→ **What the exercise asks**
Copy each line of the entries beneath that contains the word "повышенной".

[Records from a data collection]
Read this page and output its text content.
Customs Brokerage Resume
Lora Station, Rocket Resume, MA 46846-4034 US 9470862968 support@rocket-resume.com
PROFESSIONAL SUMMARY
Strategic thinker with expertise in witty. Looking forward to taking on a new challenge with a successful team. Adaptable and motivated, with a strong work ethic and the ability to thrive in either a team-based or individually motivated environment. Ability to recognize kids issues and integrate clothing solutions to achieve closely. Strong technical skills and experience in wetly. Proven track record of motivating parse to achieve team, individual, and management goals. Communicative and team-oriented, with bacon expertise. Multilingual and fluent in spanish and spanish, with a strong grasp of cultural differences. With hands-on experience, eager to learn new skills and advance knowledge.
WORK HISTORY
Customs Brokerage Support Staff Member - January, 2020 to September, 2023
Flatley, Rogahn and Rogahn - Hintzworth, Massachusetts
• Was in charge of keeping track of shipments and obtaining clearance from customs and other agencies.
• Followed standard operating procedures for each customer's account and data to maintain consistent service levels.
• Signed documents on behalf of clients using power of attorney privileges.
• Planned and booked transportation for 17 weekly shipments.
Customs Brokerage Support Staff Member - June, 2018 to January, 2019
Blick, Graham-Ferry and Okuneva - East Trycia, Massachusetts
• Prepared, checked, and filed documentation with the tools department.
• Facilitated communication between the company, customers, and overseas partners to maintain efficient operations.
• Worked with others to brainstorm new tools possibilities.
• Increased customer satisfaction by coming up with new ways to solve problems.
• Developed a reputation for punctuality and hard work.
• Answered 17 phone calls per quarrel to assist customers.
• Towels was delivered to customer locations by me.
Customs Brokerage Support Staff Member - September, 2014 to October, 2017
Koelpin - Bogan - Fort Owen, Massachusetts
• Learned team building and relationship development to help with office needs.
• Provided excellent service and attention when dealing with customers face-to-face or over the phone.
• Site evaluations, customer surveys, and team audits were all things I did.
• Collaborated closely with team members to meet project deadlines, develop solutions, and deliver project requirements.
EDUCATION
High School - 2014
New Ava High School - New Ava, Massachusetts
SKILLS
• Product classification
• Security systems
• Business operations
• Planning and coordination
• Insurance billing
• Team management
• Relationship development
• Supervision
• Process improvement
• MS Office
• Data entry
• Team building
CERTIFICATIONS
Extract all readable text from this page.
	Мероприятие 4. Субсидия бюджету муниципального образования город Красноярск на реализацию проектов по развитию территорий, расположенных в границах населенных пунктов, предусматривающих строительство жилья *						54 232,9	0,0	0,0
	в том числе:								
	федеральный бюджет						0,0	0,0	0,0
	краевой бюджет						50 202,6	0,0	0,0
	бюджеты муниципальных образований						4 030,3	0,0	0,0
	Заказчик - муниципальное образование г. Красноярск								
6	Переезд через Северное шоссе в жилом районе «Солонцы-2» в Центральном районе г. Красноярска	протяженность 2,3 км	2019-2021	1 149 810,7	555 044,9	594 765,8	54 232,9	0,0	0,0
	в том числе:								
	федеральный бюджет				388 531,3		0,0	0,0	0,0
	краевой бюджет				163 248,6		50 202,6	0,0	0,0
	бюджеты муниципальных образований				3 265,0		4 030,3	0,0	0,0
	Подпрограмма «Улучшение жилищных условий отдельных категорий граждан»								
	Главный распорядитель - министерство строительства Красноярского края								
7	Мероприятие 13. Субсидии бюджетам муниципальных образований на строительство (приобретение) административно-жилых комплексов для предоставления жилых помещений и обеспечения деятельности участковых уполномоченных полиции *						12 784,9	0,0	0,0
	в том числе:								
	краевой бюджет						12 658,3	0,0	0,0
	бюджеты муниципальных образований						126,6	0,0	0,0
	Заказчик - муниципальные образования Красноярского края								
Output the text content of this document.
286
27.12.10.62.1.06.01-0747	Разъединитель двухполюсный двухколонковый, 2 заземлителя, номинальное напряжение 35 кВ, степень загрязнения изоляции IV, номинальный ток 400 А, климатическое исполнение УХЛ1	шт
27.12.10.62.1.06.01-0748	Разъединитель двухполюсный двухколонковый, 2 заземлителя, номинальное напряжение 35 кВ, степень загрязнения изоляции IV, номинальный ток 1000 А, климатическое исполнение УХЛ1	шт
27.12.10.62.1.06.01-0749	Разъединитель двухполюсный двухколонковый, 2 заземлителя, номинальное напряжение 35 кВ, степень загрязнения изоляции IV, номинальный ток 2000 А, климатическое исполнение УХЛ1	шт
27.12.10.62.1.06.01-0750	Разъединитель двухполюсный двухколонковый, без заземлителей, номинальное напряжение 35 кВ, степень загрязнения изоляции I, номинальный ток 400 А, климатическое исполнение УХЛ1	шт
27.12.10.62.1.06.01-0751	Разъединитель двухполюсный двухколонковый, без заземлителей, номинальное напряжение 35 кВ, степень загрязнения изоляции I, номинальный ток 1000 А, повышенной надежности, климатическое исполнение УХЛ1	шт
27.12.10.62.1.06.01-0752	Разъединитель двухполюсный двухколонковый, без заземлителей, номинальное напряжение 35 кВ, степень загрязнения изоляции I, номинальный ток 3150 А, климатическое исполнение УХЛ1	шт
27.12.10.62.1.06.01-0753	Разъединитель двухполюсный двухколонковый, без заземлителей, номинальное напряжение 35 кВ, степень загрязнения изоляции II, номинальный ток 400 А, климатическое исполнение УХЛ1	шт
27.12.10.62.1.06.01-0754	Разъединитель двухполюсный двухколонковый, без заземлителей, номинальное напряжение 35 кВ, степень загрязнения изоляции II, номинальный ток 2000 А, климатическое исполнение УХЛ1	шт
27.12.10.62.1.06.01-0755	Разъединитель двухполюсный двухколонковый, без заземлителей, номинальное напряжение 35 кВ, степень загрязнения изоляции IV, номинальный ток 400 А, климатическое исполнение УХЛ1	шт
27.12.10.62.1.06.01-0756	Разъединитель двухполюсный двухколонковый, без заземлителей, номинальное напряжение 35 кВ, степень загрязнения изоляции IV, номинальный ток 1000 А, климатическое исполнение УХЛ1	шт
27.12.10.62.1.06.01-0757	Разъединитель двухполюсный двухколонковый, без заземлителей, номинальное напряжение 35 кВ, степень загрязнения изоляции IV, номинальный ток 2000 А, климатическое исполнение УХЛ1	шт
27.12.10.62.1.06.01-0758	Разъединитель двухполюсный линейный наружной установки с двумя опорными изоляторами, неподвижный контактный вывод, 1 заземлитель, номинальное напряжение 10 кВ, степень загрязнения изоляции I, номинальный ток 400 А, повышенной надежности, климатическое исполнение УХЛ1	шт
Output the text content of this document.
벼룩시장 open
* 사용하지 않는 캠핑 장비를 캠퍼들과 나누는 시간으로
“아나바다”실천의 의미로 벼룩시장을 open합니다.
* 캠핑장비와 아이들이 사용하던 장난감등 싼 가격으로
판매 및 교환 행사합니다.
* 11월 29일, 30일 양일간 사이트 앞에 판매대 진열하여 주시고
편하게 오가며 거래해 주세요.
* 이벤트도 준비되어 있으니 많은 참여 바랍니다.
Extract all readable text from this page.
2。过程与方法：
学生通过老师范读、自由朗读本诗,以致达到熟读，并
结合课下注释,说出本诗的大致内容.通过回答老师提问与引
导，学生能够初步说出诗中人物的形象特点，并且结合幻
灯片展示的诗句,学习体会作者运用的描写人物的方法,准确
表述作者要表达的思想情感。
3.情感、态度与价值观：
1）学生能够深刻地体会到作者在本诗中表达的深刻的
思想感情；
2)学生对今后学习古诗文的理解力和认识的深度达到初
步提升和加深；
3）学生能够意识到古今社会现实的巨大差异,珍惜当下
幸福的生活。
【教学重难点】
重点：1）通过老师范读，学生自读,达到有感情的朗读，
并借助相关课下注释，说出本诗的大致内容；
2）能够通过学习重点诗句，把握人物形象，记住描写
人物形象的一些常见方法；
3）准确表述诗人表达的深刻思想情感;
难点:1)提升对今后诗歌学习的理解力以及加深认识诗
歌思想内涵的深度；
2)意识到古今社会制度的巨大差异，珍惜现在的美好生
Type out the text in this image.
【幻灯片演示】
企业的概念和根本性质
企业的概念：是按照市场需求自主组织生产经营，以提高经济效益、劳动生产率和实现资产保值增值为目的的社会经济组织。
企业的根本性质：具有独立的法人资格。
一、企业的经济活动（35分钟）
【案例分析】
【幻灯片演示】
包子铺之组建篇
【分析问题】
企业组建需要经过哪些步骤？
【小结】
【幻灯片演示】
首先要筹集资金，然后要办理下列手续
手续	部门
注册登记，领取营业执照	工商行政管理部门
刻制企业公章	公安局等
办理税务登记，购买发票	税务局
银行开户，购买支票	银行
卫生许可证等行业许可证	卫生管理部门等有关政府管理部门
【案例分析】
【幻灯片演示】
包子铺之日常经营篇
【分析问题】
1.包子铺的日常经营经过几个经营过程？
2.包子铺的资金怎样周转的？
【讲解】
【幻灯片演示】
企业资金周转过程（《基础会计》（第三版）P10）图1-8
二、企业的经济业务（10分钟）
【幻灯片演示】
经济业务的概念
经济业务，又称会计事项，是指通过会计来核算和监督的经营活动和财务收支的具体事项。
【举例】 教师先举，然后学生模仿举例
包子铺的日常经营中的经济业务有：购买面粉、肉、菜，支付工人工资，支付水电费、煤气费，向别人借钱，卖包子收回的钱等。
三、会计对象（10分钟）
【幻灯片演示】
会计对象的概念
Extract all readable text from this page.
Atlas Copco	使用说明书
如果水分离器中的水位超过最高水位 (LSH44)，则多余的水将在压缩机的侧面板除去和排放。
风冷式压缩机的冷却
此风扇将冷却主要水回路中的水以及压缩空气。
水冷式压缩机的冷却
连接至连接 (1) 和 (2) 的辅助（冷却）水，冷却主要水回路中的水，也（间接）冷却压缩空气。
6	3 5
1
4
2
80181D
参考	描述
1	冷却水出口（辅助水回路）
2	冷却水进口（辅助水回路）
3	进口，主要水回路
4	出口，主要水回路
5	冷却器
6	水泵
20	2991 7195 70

→ **Response to this exercise**
27.12.10.62.1.06.01-0751	Разъединитель двухполюсный двухколонковый, без заземлителей, номинальное напряжение 35 кВ, степень загрязнения изоляции I, номинальный ток 1000 А, повышенной надежности, климатическое исполнение УХЛ1	шт
27.12.10.62.1.06.01-0758	Разъединитель двухполюсный линейный наружной установки с двумя опорными изоляторами, неподвижный контактный вывод, 1 заземлитель, номинальное напряжение 10 кВ, степень загрязнения изоляции I, номинальный ток 400 А, повышенной надежности, климатическое исполнение УХЛ1	шт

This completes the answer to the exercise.